Search the records for the word "simulation" and report each line that has it.

===== LISTING

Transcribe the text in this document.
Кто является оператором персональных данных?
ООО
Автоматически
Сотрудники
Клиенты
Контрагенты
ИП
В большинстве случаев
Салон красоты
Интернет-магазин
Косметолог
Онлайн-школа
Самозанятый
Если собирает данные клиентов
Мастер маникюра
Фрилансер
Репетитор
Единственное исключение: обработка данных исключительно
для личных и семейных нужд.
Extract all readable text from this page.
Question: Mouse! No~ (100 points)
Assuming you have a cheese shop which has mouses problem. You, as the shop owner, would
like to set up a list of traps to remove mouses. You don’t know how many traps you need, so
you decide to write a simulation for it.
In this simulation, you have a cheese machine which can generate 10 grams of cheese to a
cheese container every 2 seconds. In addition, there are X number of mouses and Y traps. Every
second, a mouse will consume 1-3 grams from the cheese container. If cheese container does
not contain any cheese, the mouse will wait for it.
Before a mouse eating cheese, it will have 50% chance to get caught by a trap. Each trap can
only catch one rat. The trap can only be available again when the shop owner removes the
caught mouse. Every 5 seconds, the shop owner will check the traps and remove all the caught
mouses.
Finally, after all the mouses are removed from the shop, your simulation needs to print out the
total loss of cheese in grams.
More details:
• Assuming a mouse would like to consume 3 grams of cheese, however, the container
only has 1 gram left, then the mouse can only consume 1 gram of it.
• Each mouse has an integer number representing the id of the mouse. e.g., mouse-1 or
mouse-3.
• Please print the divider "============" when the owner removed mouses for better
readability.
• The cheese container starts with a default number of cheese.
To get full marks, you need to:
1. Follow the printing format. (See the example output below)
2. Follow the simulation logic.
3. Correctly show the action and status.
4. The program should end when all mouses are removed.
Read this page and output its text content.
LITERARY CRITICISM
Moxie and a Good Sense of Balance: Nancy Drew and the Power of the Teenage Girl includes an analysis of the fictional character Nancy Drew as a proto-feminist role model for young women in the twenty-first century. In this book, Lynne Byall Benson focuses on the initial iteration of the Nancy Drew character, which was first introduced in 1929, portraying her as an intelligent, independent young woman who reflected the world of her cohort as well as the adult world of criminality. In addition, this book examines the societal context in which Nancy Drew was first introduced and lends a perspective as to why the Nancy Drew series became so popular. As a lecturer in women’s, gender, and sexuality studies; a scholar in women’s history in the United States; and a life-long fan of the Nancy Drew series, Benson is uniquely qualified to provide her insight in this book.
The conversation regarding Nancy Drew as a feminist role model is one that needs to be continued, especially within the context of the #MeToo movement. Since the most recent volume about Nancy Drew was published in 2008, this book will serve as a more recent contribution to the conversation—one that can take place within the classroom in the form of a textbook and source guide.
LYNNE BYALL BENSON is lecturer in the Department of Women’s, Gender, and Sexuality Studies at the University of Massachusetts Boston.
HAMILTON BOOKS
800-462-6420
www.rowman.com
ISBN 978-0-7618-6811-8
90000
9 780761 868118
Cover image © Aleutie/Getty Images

==========

EXERCISE ANSWER:
you decide to write a simulation for it.
In this simulation, you have a cheese machine which can generate 10 grams of cheese to a
Finally, after all the mouses are removed from the shop, your simulation needs to print out the
2. Follow the simulation logic.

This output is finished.